| INSTRUCTIONS FOR THE TASK |
Provide the number of lines containing the word "this", and nothing else.
##############################
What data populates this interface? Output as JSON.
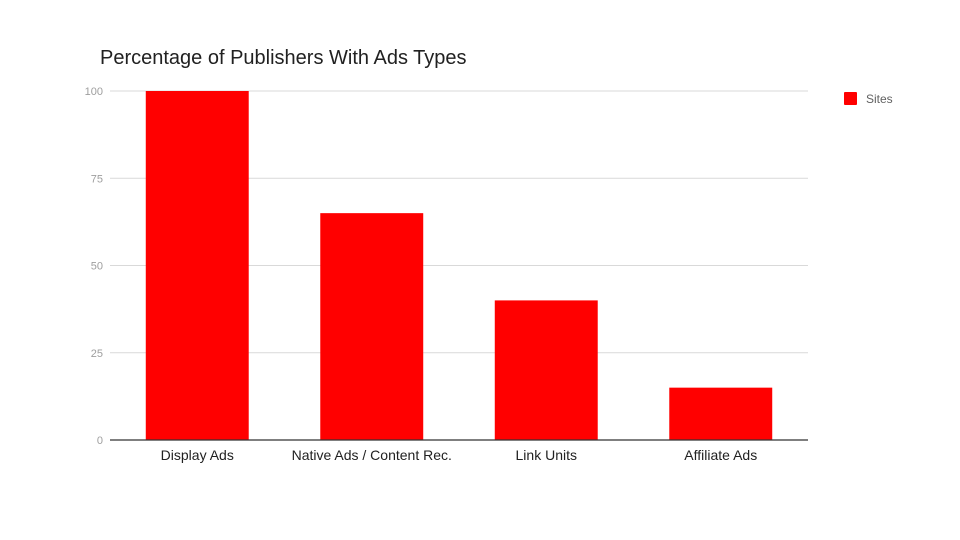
{
  "colors": {
    "bar": "#ff0000",
    "grid": "#d9d9d9",
    "axis": "#333333"
  },
  "chart_data": {
    "type": "bar",
    "title": "Percentage of Publishers With Ads Types",
    "xlabel": "",
    "ylabel": "",
    "categories": [
      "Display Ads",
      "Native Ads / Content Rec.",
      "Link Units",
      "Affiliate Ads"
    ],
    "series": [
      {
        "name": "Sites",
        "values": [
          100,
          65,
          40,
          15
        ]
      }
    ],
    "yticks": [
      0,
      25,
      50,
      75,
      100
    ],
    "ylim": [
      0,
      100
    ],
    "grid": true,
    "legend_position": "top-right"
  }
}
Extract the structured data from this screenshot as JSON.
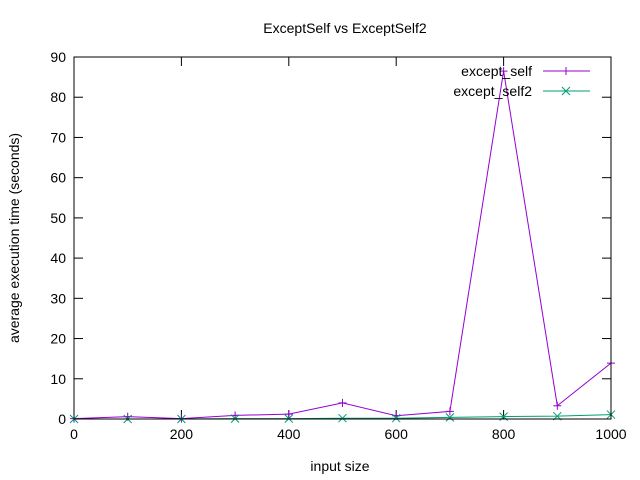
{
  "chart_data": {
    "type": "line",
    "title": "ExceptSelf vs ExceptSelf2",
    "xlabel": "input size",
    "ylabel": "average execution time (seconds)",
    "xlim": [
      0,
      1000
    ],
    "ylim": [
      0,
      90
    ],
    "xticks": [
      0,
      200,
      400,
      600,
      800,
      1000
    ],
    "yticks": [
      0,
      10,
      20,
      30,
      40,
      50,
      60,
      70,
      80,
      90
    ],
    "grid": false,
    "legend_position": "top-right",
    "x": [
      0,
      100,
      200,
      300,
      400,
      500,
      600,
      700,
      800,
      900,
      1000
    ],
    "series": [
      {
        "name": "except_self",
        "marker": "plus",
        "color": "#9400d3",
        "values": [
          0.1,
          0.6,
          0.1,
          0.9,
          1.2,
          4.0,
          0.8,
          1.9,
          86.5,
          3.3,
          13.9
        ]
      },
      {
        "name": "except_self2",
        "marker": "cross",
        "color": "#009e73",
        "values": [
          0.0,
          0.0,
          0.0,
          0.1,
          0.1,
          0.2,
          0.2,
          0.4,
          0.6,
          0.7,
          1.1
        ]
      }
    ]
  }
}
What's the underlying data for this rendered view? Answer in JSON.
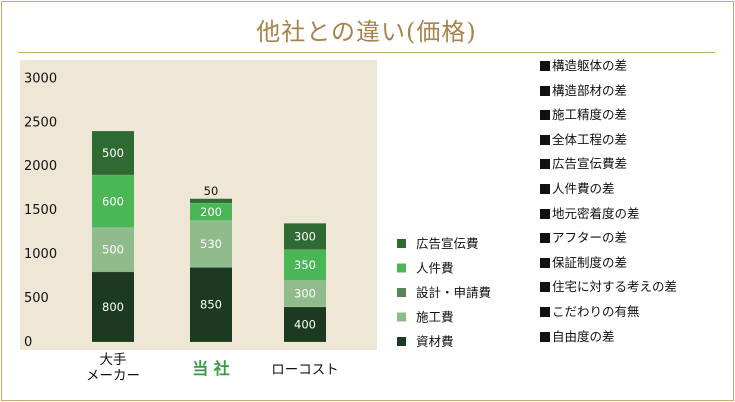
##############################
| RESPONSE |
3